◆ Given information
— begin —

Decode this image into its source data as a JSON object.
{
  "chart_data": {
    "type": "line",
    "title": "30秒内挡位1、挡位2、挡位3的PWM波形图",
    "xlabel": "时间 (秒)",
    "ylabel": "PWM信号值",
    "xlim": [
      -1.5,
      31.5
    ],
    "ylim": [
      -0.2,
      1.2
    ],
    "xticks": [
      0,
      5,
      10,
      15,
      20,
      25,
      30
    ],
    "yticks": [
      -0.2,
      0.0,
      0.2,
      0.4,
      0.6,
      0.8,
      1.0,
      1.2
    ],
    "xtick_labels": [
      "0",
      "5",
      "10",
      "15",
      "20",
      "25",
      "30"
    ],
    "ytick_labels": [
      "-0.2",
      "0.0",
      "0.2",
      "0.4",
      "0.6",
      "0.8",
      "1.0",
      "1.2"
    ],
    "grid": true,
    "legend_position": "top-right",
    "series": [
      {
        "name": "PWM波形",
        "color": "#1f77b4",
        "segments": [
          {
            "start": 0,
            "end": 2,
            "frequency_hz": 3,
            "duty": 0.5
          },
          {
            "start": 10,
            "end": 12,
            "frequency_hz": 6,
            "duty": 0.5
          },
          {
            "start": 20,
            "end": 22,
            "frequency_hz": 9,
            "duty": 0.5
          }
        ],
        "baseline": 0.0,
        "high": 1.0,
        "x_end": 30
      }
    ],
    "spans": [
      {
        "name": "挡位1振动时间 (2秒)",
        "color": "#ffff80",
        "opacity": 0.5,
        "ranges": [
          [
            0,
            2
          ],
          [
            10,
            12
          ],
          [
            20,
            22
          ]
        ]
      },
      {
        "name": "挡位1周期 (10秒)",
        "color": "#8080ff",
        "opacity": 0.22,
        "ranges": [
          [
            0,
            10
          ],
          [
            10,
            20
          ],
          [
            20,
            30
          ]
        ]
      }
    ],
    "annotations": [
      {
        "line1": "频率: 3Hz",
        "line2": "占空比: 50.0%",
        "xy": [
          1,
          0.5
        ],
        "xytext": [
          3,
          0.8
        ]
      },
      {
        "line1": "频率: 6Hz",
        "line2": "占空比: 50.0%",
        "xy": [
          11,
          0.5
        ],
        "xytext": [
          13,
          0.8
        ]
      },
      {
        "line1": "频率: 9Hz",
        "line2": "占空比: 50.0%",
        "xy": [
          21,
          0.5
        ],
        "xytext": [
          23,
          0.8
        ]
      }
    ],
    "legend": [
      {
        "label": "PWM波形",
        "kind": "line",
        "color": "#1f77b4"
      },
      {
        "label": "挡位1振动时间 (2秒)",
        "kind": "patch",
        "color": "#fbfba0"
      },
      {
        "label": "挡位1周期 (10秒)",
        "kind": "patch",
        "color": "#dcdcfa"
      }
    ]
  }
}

— end —

◆ Instruction
Print every line of the records exactly. Omit nothing.

◆ Complete output
Decode this image into its source data as a JSON object.
{
  "chart_data": {
    "type": "line",
    "title": "30秒内挡位1、挡位2、挡位3的PWM波形图",
    "xlabel": "时间 (秒)",
    "ylabel": "PWM信号值",
    "xlim": [
      -1.5,
      31.5
    ],
    "ylim": [
      -0.2,
      1.2
    ],
    "xticks": [
      0,
      5,
      10,
      15,
      20,
      25,
      30
    ],
    "yticks": [
      -0.2,
      0.0,
      0.2,
      0.4,
      0.6,
      0.8,
      1.0,
      1.2
    ],
    "xtick_labels": [
      "0",
      "5",
      "10",
      "15",
      "20",
      "25",
      "30"
    ],
    "ytick_labels": [
      "-0.2",
      "0.0",
      "0.2",
      "0.4",
      "0.6",
      "0.8",
      "1.0",
      "1.2"
    ],
    "grid": true,
    "legend_position": "top-right",
    "series": [
      {
        "name": "PWM波形",
        "color": "#1f77b4",
        "segments": [
          {
            "start": 0,
            "end": 2,
            "frequency_hz": 3,
            "duty": 0.5
          },
          {
            "start": 10,
            "end": 12,
            "frequency_hz": 6,
            "duty": 0.5
          },
          {
            "start": 20,
            "end": 22,
            "frequency_hz": 9,
            "duty": 0.5
          }
        ],
        "baseline": 0.0,
        "high": 1.0,
        "x_end": 30
      }
    ],
    "spans": [
      {
        "name": "挡位1振动时间 (2秒)",
        "color": "#ffff80",
        "opacity": 0.5,
        "ranges": [
          [
            0,
            2
          ],
          [
            10,
            12
          ],
          [
            20,
            22
          ]
        ]
      },
      {
        "name": "挡位1周期 (10秒)",
        "color": "#8080ff",
        "opacity": 0.22,
        "ranges": [
          [
            0,
            10
          ],
          [
            10,
            20
          ],
          [
            20,
            30
          ]
        ]
      }
    ],
    "annotations": [
      {
        "line1": "频率: 3Hz",
        "line2": "占空比: 50.0%",
        "xy": [
          1,
          0.5
        ],
        "xytext": [
          3,
          0.8
        ]
      },
      {
        "line1": "频率: 6Hz",
        "line2": "占空比: 50.0%",
        "xy": [
          11,
          0.5
        ],
        "xytext": [
          13,
          0.8
        ]
      },
      {
        "line1": "频率: 9Hz",
        "line2": "占空比: 50.0%",
        "xy": [
          21,
          0.5
        ],
        "xytext": [
          23,
          0.8
        ]
      }
    ],
    "legend": [
      {
        "label": "PWM波形",
        "kind": "line",
        "color": "#1f77b4"
      },
      {
        "label": "挡位1振动时间 (2秒)",
        "kind": "patch",
        "color": "#fbfba0"
      },
      {
        "label": "挡位1周期 (10秒)",
        "kind": "patch",
        "color": "#dcdcfa"
      }
    ]
  }
}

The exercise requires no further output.